[Start Information supplied]

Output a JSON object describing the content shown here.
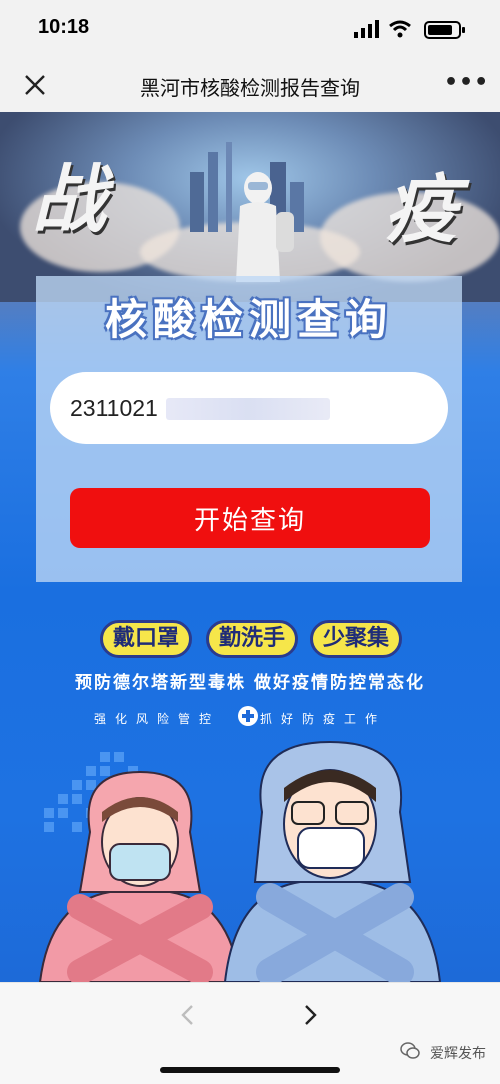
{
  "status_bar": {
    "time": "10:18"
  },
  "nav": {
    "title": "黑河市核酸检测报告查询"
  },
  "poster": {
    "left_char": "战",
    "right_char": "疫",
    "card_title": "核酸检测查询",
    "id_input_value": "2311021",
    "query_button_label": "开始查询",
    "pills": [
      "戴口罩",
      "勤洗手",
      "少聚集"
    ],
    "slogan": "预防德尔塔新型毒株  做好疫情防控常态化",
    "sub_slogan_left": "强化风险管控",
    "sub_slogan_right": "抓好防疫工作"
  },
  "footer": {
    "watermark": "爱辉发布"
  },
  "colors": {
    "accent_red": "#f00f0f",
    "pill_yellow": "#f6e64a",
    "poster_blue": "#1a6fe0"
  }
}
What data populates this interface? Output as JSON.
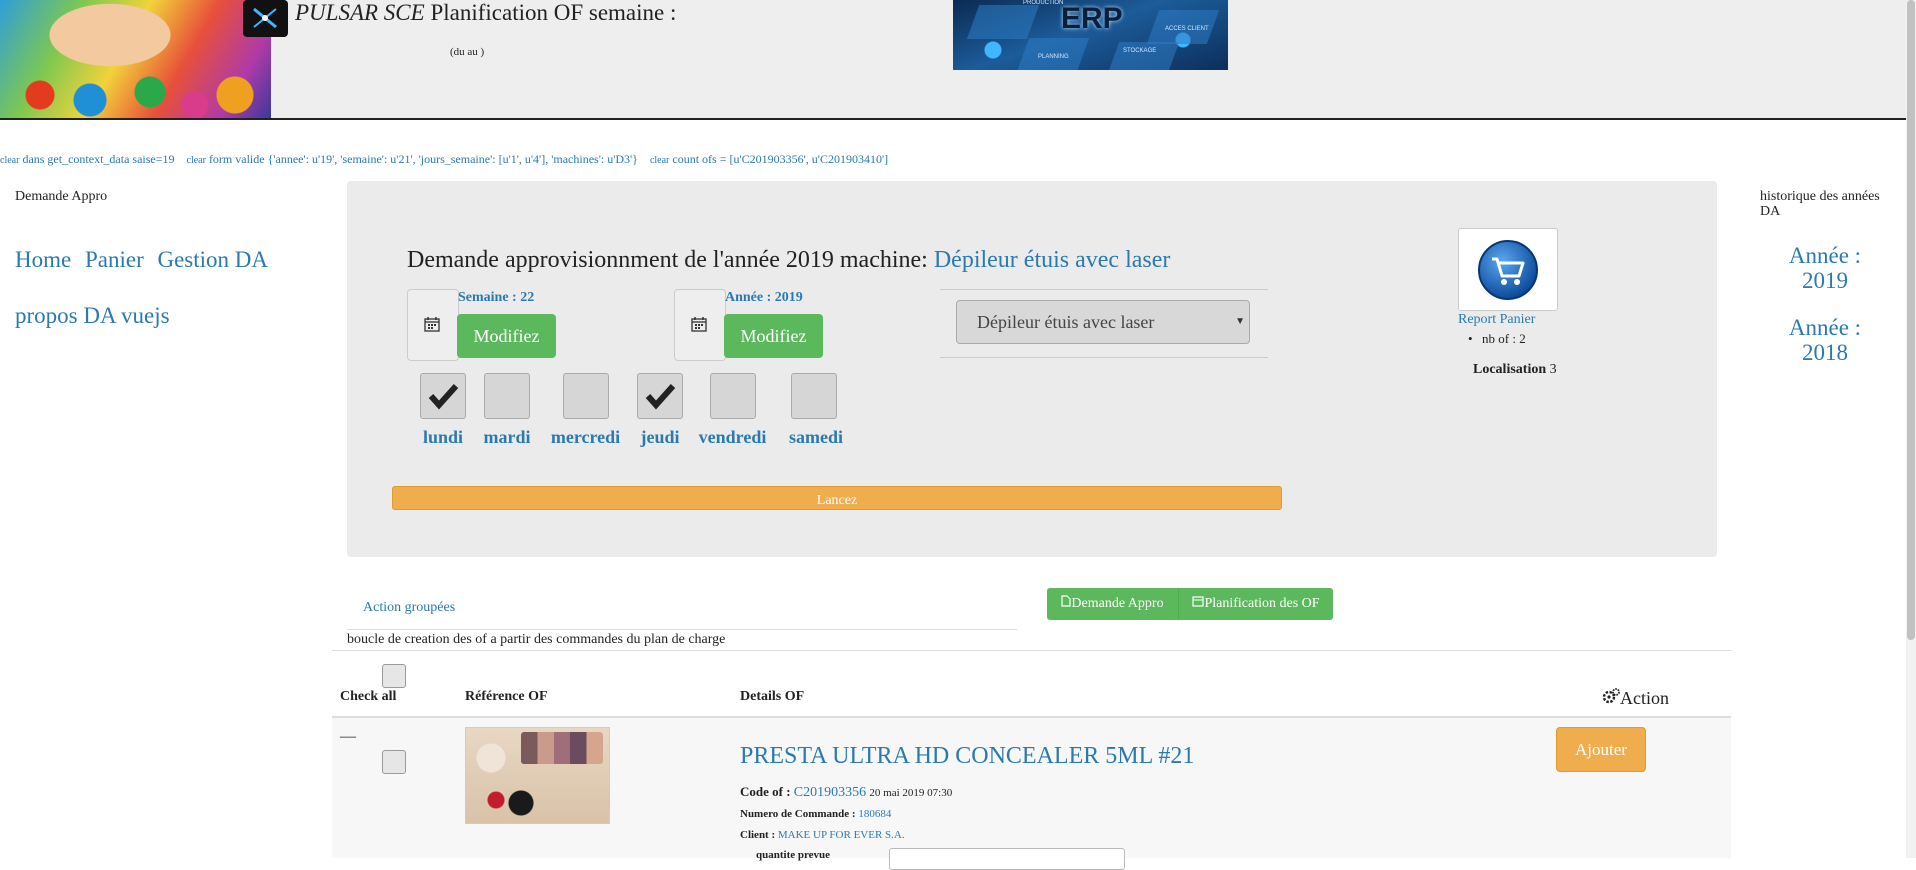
{
  "header": {
    "title_brand": "PULSAR SCE",
    "title_rest": "Planification OF semaine :",
    "date_range": "(du au )",
    "banner_text": "ERP",
    "banner_tags": [
      "PRODUCTION",
      "ACCES CLIENT",
      "STOCKAGE",
      "PLANNING"
    ]
  },
  "debug": {
    "items": [
      {
        "tag": "clear",
        "text": "dans get_context_data saise=19"
      },
      {
        "tag": "clear",
        "text": "form valide {'annee': u'19', 'semaine': u'21', 'jours_semaine': [u'1', u'4'], 'machines': u'D3'}"
      },
      {
        "tag": "clear",
        "text": "count ofs = [u'C201903356', u'C201903410']"
      }
    ]
  },
  "sidebar": {
    "title": "Demande Appro",
    "items": [
      "Home",
      "Panier",
      "Gestion DA",
      "propos DA vuejs"
    ]
  },
  "history": {
    "title": "historique des années DA",
    "years": [
      "Année : 2019",
      "Année : 2018"
    ]
  },
  "panel": {
    "heading_prefix": "Demande approvisionnment de l'année 2019 machine:",
    "heading_machine": "Dépileur étuis avec laser",
    "week_label": "Semaine : 22",
    "year_label": "Année : 2019",
    "modify_label": "Modifiez",
    "machine_selected": "Dépileur étuis avec laser",
    "days": [
      {
        "label": "lundi",
        "checked": true
      },
      {
        "label": "mardi",
        "checked": false
      },
      {
        "label": "mercredi",
        "checked": false
      },
      {
        "label": "jeudi",
        "checked": true
      },
      {
        "label": "vendredi",
        "checked": false
      },
      {
        "label": "samedi",
        "checked": false
      }
    ],
    "launch_label": "Lancez"
  },
  "cart": {
    "link": "Report Panier",
    "count": "nb of : 2",
    "localisation_label": "Localisation",
    "localisation_value": "3"
  },
  "actions": {
    "group_action": "Action groupées",
    "btn_demande": "Demande Appro",
    "btn_planif": "Planification des OF",
    "loop_note": "boucle de creation des of a partir des commandes du plan de charge"
  },
  "table": {
    "headers": {
      "check": "Check all",
      "ref": "Référence OF",
      "details": "Details OF",
      "action": "Action"
    },
    "row": {
      "dash": "—",
      "product": "PRESTA ULTRA HD CONCEALER 5ML #21",
      "code_label": "Code of :",
      "code": "C201903356",
      "date": "20 mai 2019 07:30",
      "order_label": "Numero de Commande :",
      "order": "180684",
      "client_label": "Client :",
      "client": "MAKE UP FOR EVER S.A.",
      "qty_label": "quantite prevue",
      "add_label": "Ajouter"
    }
  },
  "colors": {
    "link": "#2a7ab0",
    "green": "#5cb85c",
    "orange": "#f0ad4e",
    "panel": "#ebebeb"
  }
}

[End Information supplied]

> **What to produce**:
Say how many lines above contain the string "count". Answer with the number only.

> **Task answer**:
2